* _What you should do_: Would you write out the entries below, every one of them, exactly?

* _Record excerpts_:

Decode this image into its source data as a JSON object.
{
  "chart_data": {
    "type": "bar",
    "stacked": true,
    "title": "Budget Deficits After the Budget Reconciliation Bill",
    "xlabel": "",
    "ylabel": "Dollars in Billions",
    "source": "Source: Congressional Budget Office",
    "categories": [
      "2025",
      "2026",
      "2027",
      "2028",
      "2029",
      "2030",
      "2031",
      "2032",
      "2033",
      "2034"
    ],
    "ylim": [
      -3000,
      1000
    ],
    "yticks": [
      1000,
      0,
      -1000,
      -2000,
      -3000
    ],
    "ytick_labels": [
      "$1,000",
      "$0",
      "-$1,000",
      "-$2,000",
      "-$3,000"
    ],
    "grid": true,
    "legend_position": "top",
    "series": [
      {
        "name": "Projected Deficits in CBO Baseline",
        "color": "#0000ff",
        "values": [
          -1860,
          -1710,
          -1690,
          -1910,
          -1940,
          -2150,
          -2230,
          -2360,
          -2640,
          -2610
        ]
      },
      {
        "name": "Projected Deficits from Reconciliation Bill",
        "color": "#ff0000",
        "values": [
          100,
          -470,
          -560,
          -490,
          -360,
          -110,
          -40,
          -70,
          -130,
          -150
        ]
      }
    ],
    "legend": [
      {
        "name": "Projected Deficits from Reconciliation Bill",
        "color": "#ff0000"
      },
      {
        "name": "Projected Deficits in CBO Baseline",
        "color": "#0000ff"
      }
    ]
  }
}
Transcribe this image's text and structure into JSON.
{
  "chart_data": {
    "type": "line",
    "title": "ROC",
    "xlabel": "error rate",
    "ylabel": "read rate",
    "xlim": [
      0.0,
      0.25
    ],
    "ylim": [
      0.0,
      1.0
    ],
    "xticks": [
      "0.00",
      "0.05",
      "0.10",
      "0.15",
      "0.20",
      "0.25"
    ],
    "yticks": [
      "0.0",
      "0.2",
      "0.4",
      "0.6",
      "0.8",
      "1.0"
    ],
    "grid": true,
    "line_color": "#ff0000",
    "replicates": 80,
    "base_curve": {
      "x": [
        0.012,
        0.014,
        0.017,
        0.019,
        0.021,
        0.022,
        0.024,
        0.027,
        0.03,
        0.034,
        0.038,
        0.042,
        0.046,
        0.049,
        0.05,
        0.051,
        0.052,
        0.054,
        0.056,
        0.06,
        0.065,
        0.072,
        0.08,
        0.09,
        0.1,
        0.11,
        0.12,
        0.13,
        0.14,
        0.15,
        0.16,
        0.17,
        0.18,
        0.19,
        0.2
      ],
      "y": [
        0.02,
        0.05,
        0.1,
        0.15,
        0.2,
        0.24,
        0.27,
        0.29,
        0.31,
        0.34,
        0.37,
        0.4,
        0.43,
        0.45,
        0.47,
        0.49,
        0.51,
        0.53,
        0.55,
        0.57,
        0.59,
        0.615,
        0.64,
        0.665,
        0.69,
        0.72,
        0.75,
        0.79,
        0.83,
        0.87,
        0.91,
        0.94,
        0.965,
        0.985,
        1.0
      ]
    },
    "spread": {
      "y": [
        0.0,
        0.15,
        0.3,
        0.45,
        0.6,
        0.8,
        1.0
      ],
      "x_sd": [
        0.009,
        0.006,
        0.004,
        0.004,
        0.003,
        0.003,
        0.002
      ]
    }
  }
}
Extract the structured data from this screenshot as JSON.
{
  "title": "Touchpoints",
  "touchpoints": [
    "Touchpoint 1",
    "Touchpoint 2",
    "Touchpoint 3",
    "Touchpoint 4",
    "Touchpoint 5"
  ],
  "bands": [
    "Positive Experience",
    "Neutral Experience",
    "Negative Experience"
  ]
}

* _Full solution_:
Decode this image into its source data as a JSON object.
{
  "chart_data": {
    "type": "bar",
    "stacked": true,
    "title": "Budget Deficits After the Budget Reconciliation Bill",
    "xlabel": "",
    "ylabel": "Dollars in Billions",
    "source": "Source: Congressional Budget Office",
    "categories": [
      "2025",
      "2026",
      "2027",
      "2028",
      "2029",
      "2030",
      "2031",
      "2032",
      "2033",
      "2034"
    ],
    "ylim": [
      -3000,
      1000
    ],
    "yticks": [
      1000,
      0,
      -1000,
      -2000,
      -3000
    ],
    "ytick_labels": [
      "$1,000",
      "$0",
      "-$1,000",
      "-$2,000",
      "-$3,000"
    ],
    "grid": true,
    "legend_position": "top",
    "series": [
      {
        "name": "Projected Deficits in CBO Baseline",
        "color": "#0000ff",
        "values": [
          -1860,
          -1710,
          -1690,
          -1910,
          -1940,
          -2150,
          -2230,
          -2360,
          -2640,
          -2610
        ]
      },
      {
        "name": "Projected Deficits from Reconciliation Bill",
        "color": "#ff0000",
        "values": [
          100,
          -470,
          -560,
          -490,
          -360,
          -110,
          -40,
          -70,
          -130,
          -150
        ]
      }
    ],
    "legend": [
      {
        "name": "Projected Deficits from Reconciliation Bill",
        "color": "#ff0000"
      },
      {
        "name": "Projected Deficits in CBO Baseline",
        "color": "#0000ff"
      }
    ]
  }
}
Transcribe this image's text and structure into JSON.
{
  "chart_data": {
    "type": "line",
    "title": "ROC",
    "xlabel": "error rate",
    "ylabel": "read rate",
    "xlim": [
      0.0,
      0.25
    ],
    "ylim": [
      0.0,
      1.0
    ],
    "xticks": [
      "0.00",
      "0.05",
      "0.10",
      "0.15",
      "0.20",
      "0.25"
    ],
    "yticks": [
      "0.0",
      "0.2",
      "0.4",
      "0.6",
      "0.8",
      "1.0"
    ],
    "grid": true,
    "line_color": "#ff0000",
    "replicates": 80,
    "base_curve": {
      "x": [
        0.012,
        0.014,
        0.017,
        0.019,
        0.021,
        0.022,
        0.024,
        0.027,
        0.03,
        0.034,
        0.038,
        0.042,
        0.046,
        0.049,
        0.05,
        0.051,
        0.052,
        0.054,
        0.056,
        0.06,
        0.065,
        0.072,
        0.08,
        0.09,
        0.1,
        0.11,
        0.12,
        0.13,
        0.14,
        0.15,
        0.16,
        0.17,
        0.18,
        0.19,
        0.2
      ],
      "y": [
        0.02,
        0.05,
        0.1,
        0.15,
        0.2,
        0.24,
        0.27,
        0.29,
        0.31,
        0.34,
        0.37,
        0.4,
        0.43,
        0.45,
        0.47,
        0.49,
        0.51,
        0.53,
        0.55,
        0.57,
        0.59,
        0.615,
        0.64,
        0.665,
        0.69,
        0.72,
        0.75,
        0.79,
        0.83,
        0.87,
        0.91,
        0.94,
        0.965,
        0.985,
        1.0
      ]
    },
    "spread": {
      "y": [
        0.0,
        0.15,
        0.3,
        0.45,
        0.6,
        0.8,
        1.0
      ],
      "x_sd": [
        0.009,
        0.006,
        0.004,
        0.004,
        0.003,
        0.003,
        0.002
      ]
    }
  }
}
Extract the structured data from this screenshot as JSON.
{
  "title": "Touchpoints",
  "touchpoints": [
    "Touchpoint 1",
    "Touchpoint 2",
    "Touchpoint 3",
    "Touchpoint 4",
    "Touchpoint 5"
  ],
  "bands": [
    "Positive Experience",
    "Neutral Experience",
    "Negative Experience"
  ]
}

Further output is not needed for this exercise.